Give every line below again, exactly.
** Start RECORD SET **
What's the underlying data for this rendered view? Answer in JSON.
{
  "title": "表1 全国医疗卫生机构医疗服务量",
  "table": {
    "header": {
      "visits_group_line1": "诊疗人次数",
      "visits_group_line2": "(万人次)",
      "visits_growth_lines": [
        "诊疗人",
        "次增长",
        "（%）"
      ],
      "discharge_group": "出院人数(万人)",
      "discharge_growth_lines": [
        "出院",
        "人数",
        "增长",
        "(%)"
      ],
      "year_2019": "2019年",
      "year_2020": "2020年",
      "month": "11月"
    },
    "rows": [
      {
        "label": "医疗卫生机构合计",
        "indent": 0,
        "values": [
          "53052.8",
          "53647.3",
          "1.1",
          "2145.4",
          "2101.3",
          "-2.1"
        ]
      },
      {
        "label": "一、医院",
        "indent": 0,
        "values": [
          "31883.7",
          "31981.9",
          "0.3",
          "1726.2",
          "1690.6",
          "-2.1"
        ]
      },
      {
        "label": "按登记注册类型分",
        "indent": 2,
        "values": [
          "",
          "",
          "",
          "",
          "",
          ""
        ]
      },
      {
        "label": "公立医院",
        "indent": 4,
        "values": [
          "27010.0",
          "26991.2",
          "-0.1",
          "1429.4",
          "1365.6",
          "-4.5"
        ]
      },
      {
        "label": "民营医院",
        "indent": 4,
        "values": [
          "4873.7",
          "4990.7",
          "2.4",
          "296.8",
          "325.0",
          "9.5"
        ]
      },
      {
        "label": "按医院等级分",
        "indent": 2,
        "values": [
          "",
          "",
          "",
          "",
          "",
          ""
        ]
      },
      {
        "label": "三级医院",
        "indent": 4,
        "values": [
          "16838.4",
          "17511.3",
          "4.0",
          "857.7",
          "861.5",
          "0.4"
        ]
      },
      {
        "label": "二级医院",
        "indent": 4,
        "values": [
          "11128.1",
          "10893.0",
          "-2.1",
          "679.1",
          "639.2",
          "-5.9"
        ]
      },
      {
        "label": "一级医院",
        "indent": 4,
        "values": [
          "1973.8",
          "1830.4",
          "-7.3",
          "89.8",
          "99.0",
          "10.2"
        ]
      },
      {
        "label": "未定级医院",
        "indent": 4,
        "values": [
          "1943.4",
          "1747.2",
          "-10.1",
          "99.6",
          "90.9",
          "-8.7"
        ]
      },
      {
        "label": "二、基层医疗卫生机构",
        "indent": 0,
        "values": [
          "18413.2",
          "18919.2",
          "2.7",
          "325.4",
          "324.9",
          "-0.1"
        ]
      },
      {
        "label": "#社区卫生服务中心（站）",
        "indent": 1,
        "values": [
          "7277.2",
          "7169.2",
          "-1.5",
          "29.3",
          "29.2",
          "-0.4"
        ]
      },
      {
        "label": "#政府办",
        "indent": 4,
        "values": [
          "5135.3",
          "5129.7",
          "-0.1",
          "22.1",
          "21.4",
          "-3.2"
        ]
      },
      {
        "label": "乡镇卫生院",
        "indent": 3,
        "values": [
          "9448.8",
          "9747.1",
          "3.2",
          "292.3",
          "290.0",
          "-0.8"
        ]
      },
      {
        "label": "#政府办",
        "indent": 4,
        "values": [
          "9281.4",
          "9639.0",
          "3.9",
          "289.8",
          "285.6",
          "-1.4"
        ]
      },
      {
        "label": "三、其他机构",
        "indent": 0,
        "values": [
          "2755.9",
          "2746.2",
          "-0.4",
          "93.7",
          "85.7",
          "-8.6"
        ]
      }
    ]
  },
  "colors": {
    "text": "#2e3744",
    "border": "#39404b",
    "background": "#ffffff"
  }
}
** End RECORD SET **
SOLUTION FOR THIS PROBLEM:
What's the underlying data for this rendered view? Answer in JSON.
{
  "title": "表1 全国医疗卫生机构医疗服务量",
  "table": {
    "header": {
      "visits_group_line1": "诊疗人次数",
      "visits_group_line2": "(万人次)",
      "visits_growth_lines": [
        "诊疗人",
        "次增长",
        "（%）"
      ],
      "discharge_group": "出院人数(万人)",
      "discharge_growth_lines": [
        "出院",
        "人数",
        "增长",
        "(%)"
      ],
      "year_2019": "2019年",
      "year_2020": "2020年",
      "month": "11月"
    },
    "rows": [
      {
        "label": "医疗卫生机构合计",
        "indent": 0,
        "values": [
          "53052.8",
          "53647.3",
          "1.1",
          "2145.4",
          "2101.3",
          "-2.1"
        ]
      },
      {
        "label": "一、医院",
        "indent": 0,
        "values": [
          "31883.7",
          "31981.9",
          "0.3",
          "1726.2",
          "1690.6",
          "-2.1"
        ]
      },
      {
        "label": "按登记注册类型分",
        "indent": 2,
        "values": [
          "",
          "",
          "",
          "",
          "",
          ""
        ]
      },
      {
        "label": "公立医院",
        "indent": 4,
        "values": [
          "27010.0",
          "26991.2",
          "-0.1",
          "1429.4",
          "1365.6",
          "-4.5"
        ]
      },
      {
        "label": "民营医院",
        "indent": 4,
        "values": [
          "4873.7",
          "4990.7",
          "2.4",
          "296.8",
          "325.0",
          "9.5"
        ]
      },
      {
        "label": "按医院等级分",
        "indent": 2,
        "values": [
          "",
          "",
          "",
          "",
          "",
          ""
        ]
      },
      {
        "label": "三级医院",
        "indent": 4,
        "values": [
          "16838.4",
          "17511.3",
          "4.0",
          "857.7",
          "861.5",
          "0.4"
        ]
      },
      {
        "label": "二级医院",
        "indent": 4,
        "values": [
          "11128.1",
          "10893.0",
          "-2.1",
          "679.1",
          "639.2",
          "-5.9"
        ]
      },
      {
        "label": "一级医院",
        "indent": 4,
        "values": [
          "1973.8",
          "1830.4",
          "-7.3",
          "89.8",
          "99.0",
          "10.2"
        ]
      },
      {
        "label": "未定级医院",
        "indent": 4,
        "values": [
          "1943.4",
          "1747.2",
          "-10.1",
          "99.6",
          "90.9",
          "-8.7"
        ]
      },
      {
        "label": "二、基层医疗卫生机构",
        "indent": 0,
        "values": [
          "18413.2",
          "18919.2",
          "2.7",
          "325.4",
          "324.9",
          "-0.1"
        ]
      },
      {
        "label": "#社区卫生服务中心（站）",
        "indent": 1,
        "values": [
          "7277.2",
          "7169.2",
          "-1.5",
          "29.3",
          "29.2",
          "-0.4"
        ]
      },
      {
        "label": "#政府办",
        "indent": 4,
        "values": [
          "5135.3",
          "5129.7",
          "-0.1",
          "22.1",
          "21.4",
          "-3.2"
        ]
      },
      {
        "label": "乡镇卫生院",
        "indent": 3,
        "values": [
          "9448.8",
          "9747.1",
          "3.2",
          "292.3",
          "290.0",
          "-0.8"
        ]
      },
      {
        "label": "#政府办",
        "indent": 4,
        "values": [
          "9281.4",
          "9639.0",
          "3.9",
          "289.8",
          "285.6",
          "-1.4"
        ]
      },
      {
        "label": "三、其他机构",
        "indent": 0,
        "values": [
          "2755.9",
          "2746.2",
          "-0.4",
          "93.7",
          "85.7",
          "-8.6"
        ]
      }
    ]
  },
  "colors": {
    "text": "#2e3744",
    "border": "#39404b",
    "background": "#ffffff"
  }
}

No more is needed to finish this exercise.